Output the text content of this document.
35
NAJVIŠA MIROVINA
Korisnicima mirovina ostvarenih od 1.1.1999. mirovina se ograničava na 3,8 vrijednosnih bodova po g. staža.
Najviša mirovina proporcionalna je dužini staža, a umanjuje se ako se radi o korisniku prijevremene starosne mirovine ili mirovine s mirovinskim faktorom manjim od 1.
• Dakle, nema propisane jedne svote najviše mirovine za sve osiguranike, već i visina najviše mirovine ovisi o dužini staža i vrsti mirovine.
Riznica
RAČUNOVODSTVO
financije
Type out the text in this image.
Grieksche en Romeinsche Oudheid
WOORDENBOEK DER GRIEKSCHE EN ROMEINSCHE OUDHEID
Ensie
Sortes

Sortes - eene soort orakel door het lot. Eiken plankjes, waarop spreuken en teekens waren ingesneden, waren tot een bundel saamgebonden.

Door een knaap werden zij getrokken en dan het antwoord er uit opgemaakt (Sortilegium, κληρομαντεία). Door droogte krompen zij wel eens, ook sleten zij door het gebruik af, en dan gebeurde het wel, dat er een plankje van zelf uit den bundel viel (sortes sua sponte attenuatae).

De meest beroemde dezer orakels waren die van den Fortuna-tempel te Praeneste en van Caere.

※

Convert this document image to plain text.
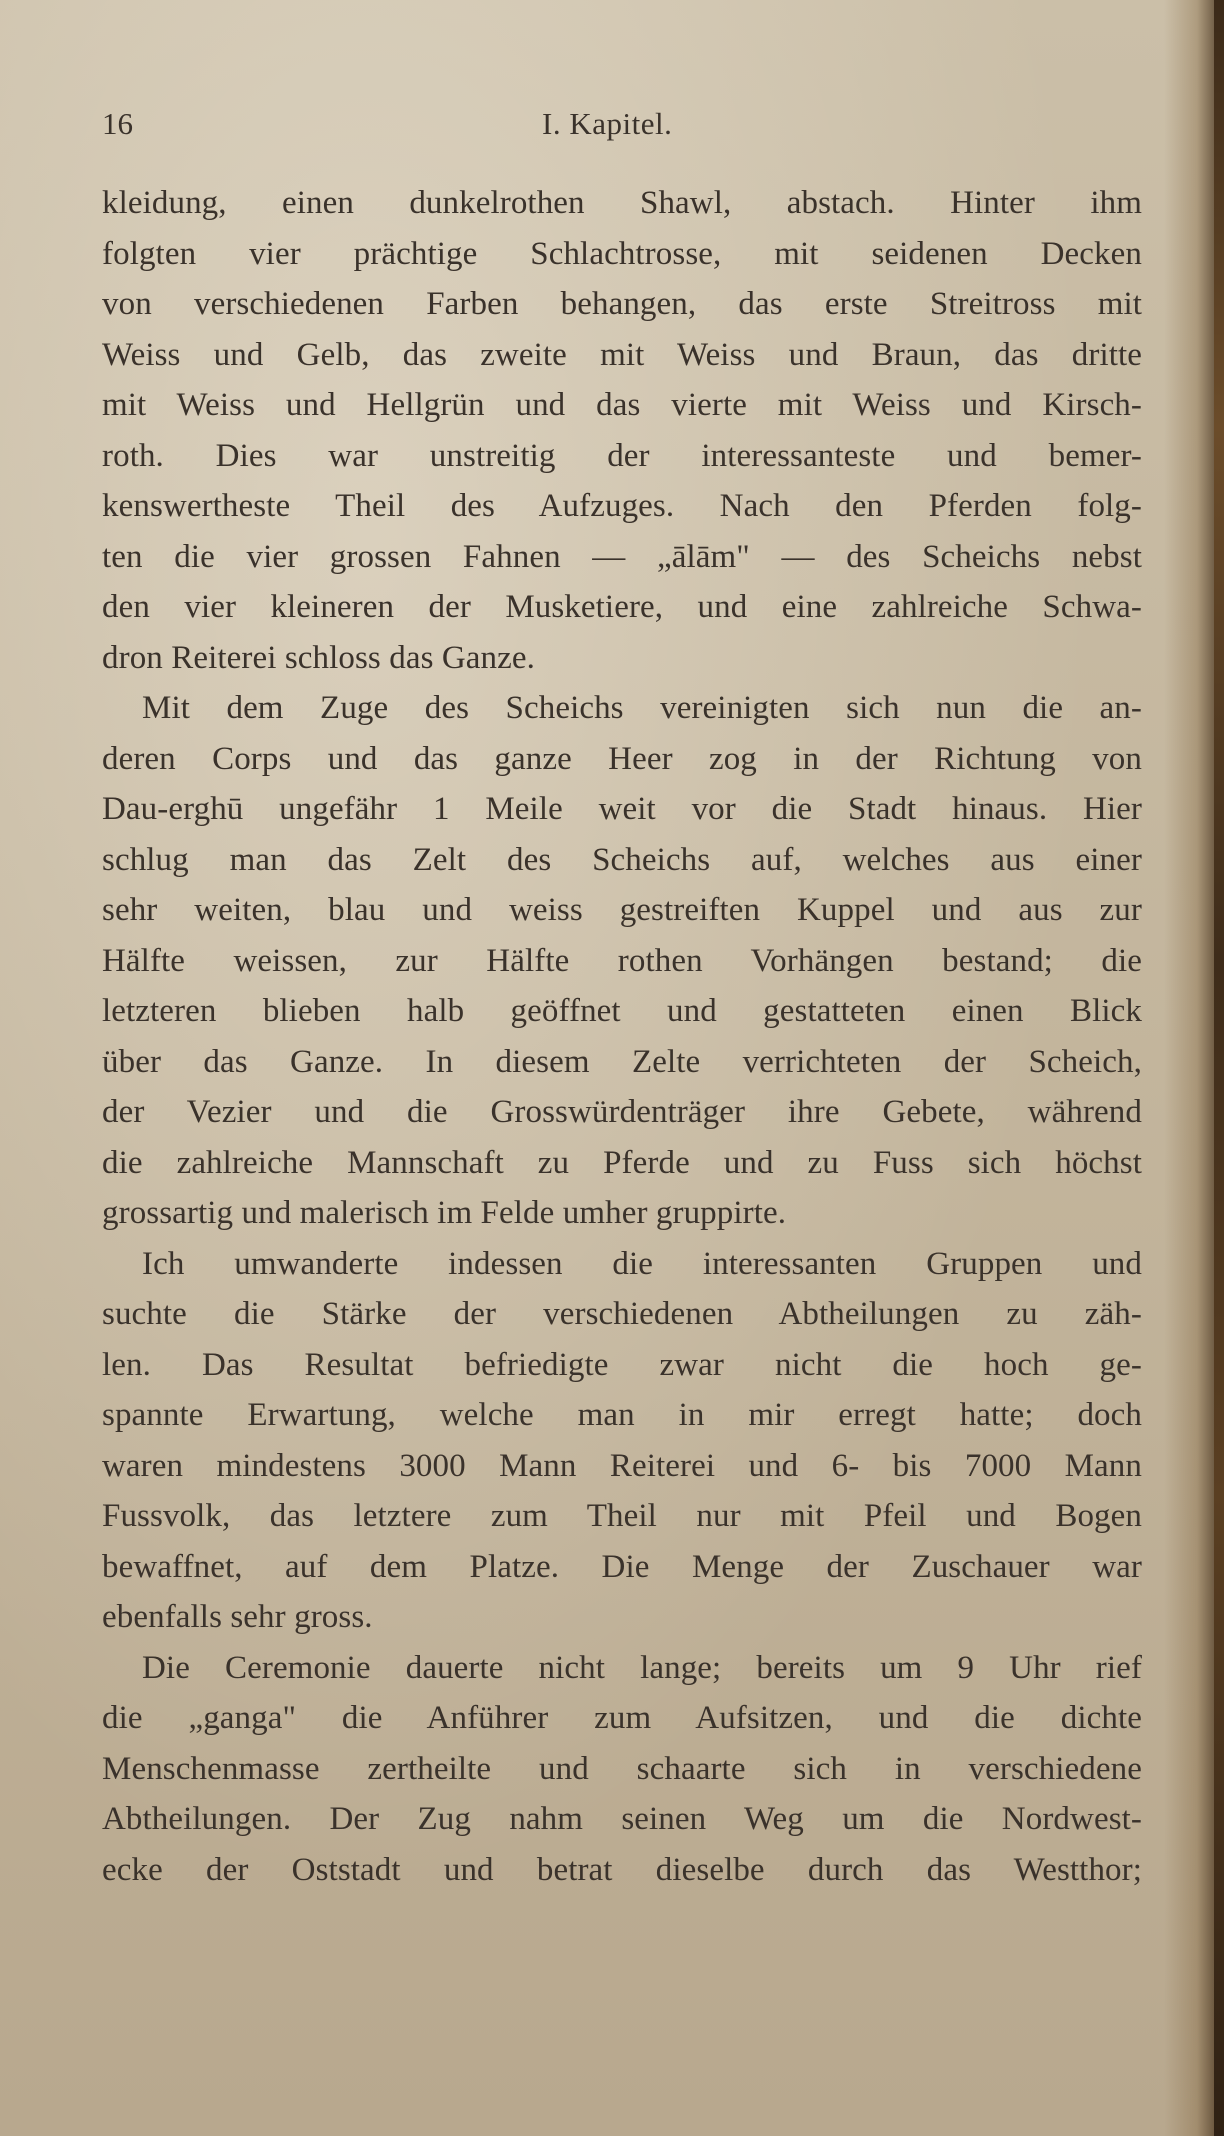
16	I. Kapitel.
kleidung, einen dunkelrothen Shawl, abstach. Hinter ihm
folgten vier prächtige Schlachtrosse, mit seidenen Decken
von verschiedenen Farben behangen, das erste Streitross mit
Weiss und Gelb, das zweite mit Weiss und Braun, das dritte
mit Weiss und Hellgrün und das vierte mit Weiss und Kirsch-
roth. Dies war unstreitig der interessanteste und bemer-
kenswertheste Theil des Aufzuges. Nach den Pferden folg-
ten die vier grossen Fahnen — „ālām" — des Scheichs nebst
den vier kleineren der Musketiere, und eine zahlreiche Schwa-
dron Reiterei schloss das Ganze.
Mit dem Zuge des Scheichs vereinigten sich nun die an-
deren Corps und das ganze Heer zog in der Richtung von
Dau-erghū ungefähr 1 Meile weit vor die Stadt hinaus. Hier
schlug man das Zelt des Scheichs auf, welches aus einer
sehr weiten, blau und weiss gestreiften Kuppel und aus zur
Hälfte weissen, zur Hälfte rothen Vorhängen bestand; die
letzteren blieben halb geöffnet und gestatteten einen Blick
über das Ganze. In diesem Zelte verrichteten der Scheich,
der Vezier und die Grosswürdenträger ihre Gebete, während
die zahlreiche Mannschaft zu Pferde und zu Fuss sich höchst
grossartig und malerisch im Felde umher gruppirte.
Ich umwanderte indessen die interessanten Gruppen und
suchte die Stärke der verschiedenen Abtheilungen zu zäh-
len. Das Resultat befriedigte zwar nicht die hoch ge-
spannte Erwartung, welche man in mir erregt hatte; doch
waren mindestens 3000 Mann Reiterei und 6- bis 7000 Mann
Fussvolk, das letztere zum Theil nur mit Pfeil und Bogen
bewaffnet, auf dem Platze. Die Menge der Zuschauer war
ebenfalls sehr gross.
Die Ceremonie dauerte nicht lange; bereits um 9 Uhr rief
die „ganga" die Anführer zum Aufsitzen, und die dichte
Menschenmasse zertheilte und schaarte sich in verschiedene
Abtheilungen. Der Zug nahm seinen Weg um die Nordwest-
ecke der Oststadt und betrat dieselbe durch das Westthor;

※

**Job:** Which lines hold the word "bundel"? Return all of them from the records above.

**Exercise result:**
Sortes - eene soort orakel door het lot. Eiken plankjes, waarop spreuken en teekens waren ingesneden, waren tot een bundel saamgebonden.
Door een knaap werden zij getrokken en dan het antwoord er uit opgemaakt (Sortilegium, κληρομαντεία). Door droogte krompen zij wel eens, ook sleten zij door het gebruik af, en dan gebeurde het wel, dat er een plankje van zelf uit den bundel viel (sortes sua sponte attenuatae).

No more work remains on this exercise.